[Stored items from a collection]
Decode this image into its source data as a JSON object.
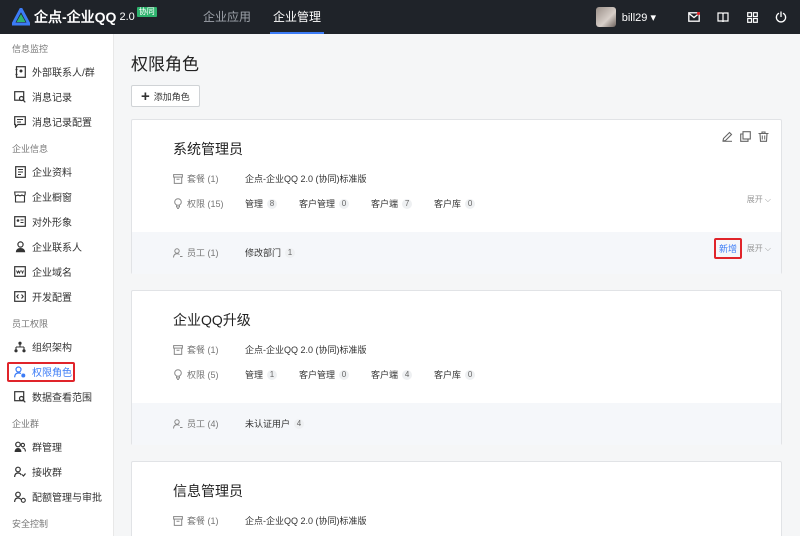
{
  "header": {
    "logo_text": "企点-企业QQ",
    "logo_version": "2.0",
    "logo_badge": "协同",
    "nav": [
      "企业应用",
      "企业管理"
    ],
    "user": "bill29 ▾"
  },
  "sidebar": {
    "groups": [
      {
        "title": "信息监控",
        "items": [
          "外部联系人/群",
          "消息记录",
          "消息记录配置"
        ]
      },
      {
        "title": "企业信息",
        "items": [
          "企业资料",
          "企业橱窗",
          "对外形象",
          "企业联系人",
          "企业域名",
          "开发配置"
        ]
      },
      {
        "title": "员工权限",
        "items": [
          "组织架构",
          "权限角色",
          "数据查看范围"
        ]
      },
      {
        "title": "企业群",
        "items": [
          "群管理",
          "接收群",
          "配额管理与审批"
        ]
      },
      {
        "title": "安全控制",
        "items": []
      }
    ]
  },
  "main": {
    "title": "权限角色",
    "add_label": "添加角色",
    "labels": {
      "package": "套餐",
      "permission": "权限",
      "staff": "员工",
      "expand": "展开 ⌵",
      "new": "新增"
    },
    "roles": [
      {
        "name": "系统管理员",
        "package_count": "(1)",
        "package_value": "企点-企业QQ 2.0 (协同)标准版",
        "perm_count": "(15)",
        "perms": [
          {
            "name": "管理",
            "count": "8"
          },
          {
            "name": "客户管理",
            "count": "0"
          },
          {
            "name": "客户端",
            "count": "7"
          },
          {
            "name": "客户库",
            "count": "0"
          }
        ],
        "staff_count": "(1)",
        "staff_value": "修改部门",
        "staff_num": "1"
      },
      {
        "name": "企业QQ升级",
        "package_count": "(1)",
        "package_value": "企点-企业QQ 2.0 (协同)标准版",
        "perm_count": "(5)",
        "perms": [
          {
            "name": "管理",
            "count": "1"
          },
          {
            "name": "客户管理",
            "count": "0"
          },
          {
            "name": "客户端",
            "count": "4"
          },
          {
            "name": "客户库",
            "count": "0"
          }
        ],
        "staff_count": "(4)",
        "staff_value": "未认证用户",
        "staff_num": "4"
      },
      {
        "name": "信息管理员",
        "package_count": "(1)",
        "package_value": "企点-企业QQ 2.0 (协同)标准版"
      }
    ]
  }
}
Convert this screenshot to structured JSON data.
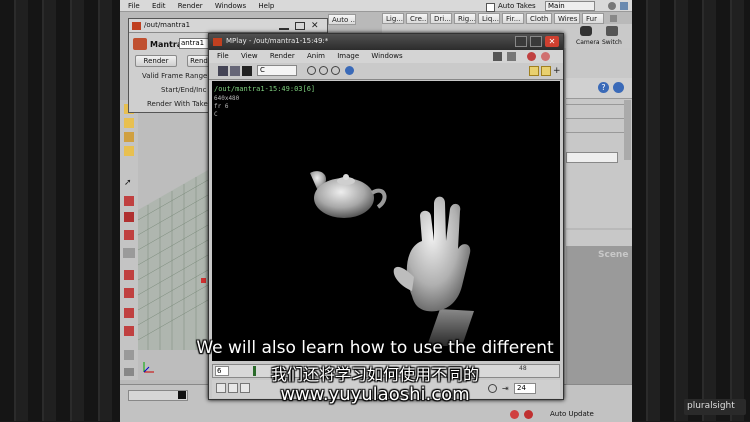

• Goal of the exercise:
Gather up the lines containing the word "title" from these records and copy them.

• Written solution:
        "title": "信息监控",
        "title": "企业信息",
        "title": "员工权限",
        "title": "企业群",
        "title": "安全控制",
    "title": "权限角色",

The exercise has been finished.